#### Information shown
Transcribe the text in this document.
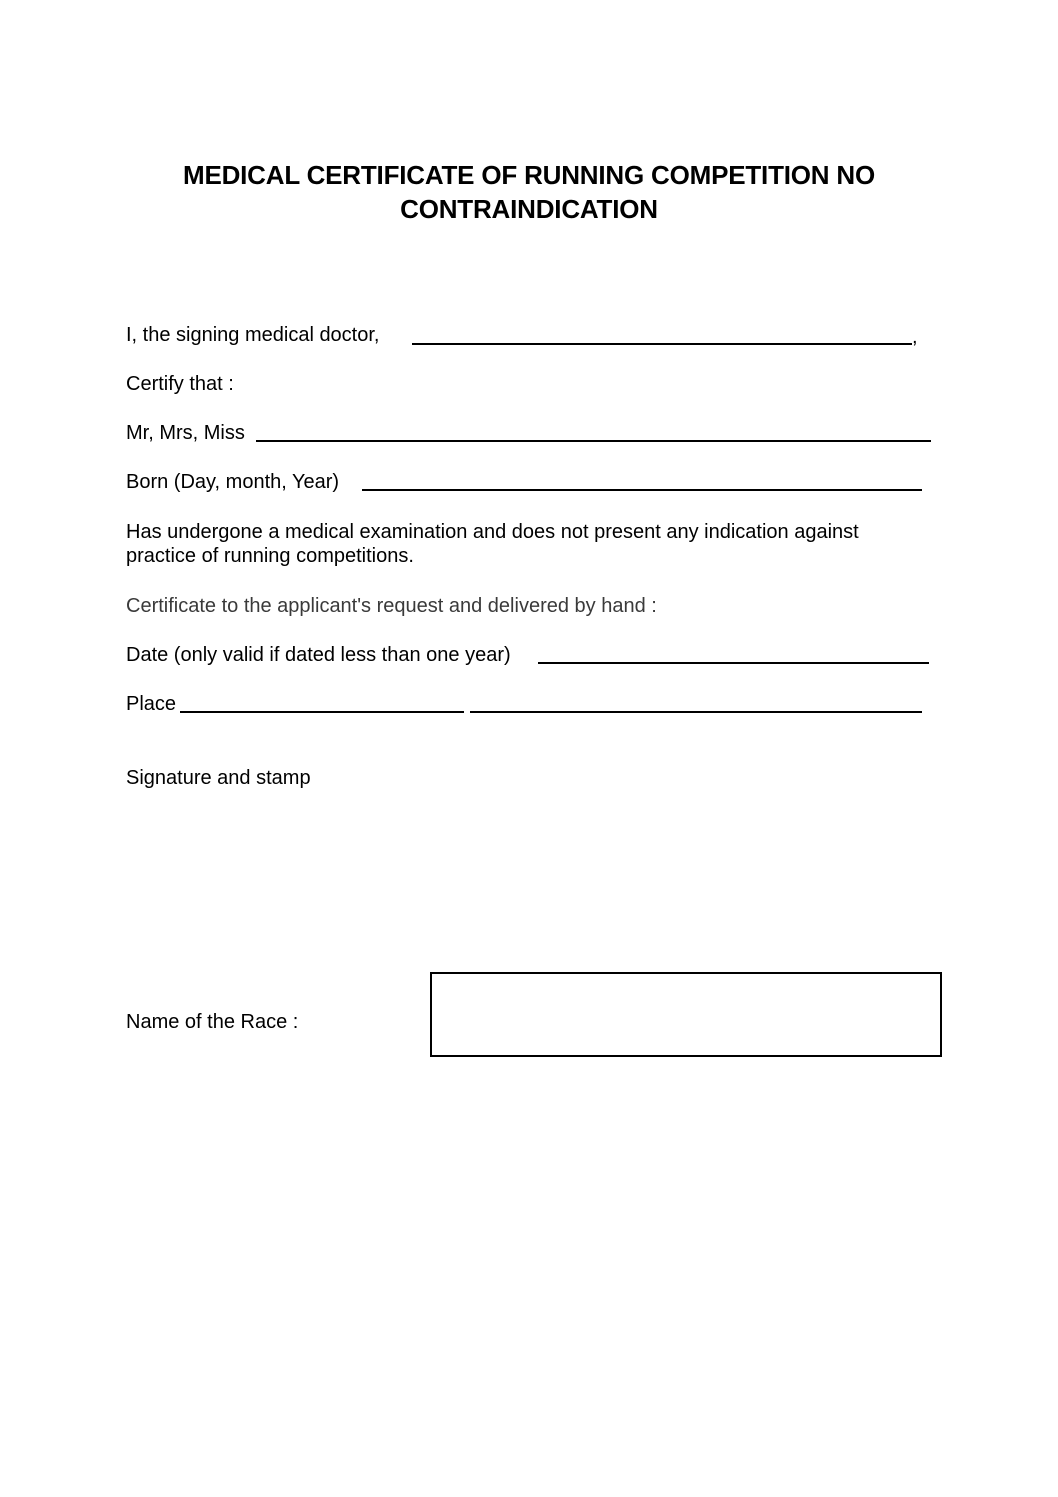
MEDICAL CERTIFICATE OF RUNNING COMPETITION NO CONTRAINDICATION
I, the signing medical doctor,	,
Certify that :
Mr, Mrs, Miss
Born (Day, month, Year)
Has undergone a medical examination and does not present any indication against practice of running competitions.
Certificate to the applicant's request and delivered by hand :
Date (only valid if dated less than one year)
Place
Signature and stamp
Name of the Race :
########
■ What to work on
Restate each line of the records exactly; pictures do not belong in the copy.

■ Response to the task
Transcribe the text in this document.
MEDICAL CERTIFICATE OF RUNNING COMPETITION NO CONTRAINDICATION
I, the signing medical doctor,	,
Certify that :
Mr, Mrs, Miss
Born (Day, month, Year)
Has undergone a medical examination and does not present any indication against practice of running competitions.
Certificate to the applicant's request and delivered by hand :
Date (only valid if dated less than one year)
Place
Signature and stamp
Name of the Race :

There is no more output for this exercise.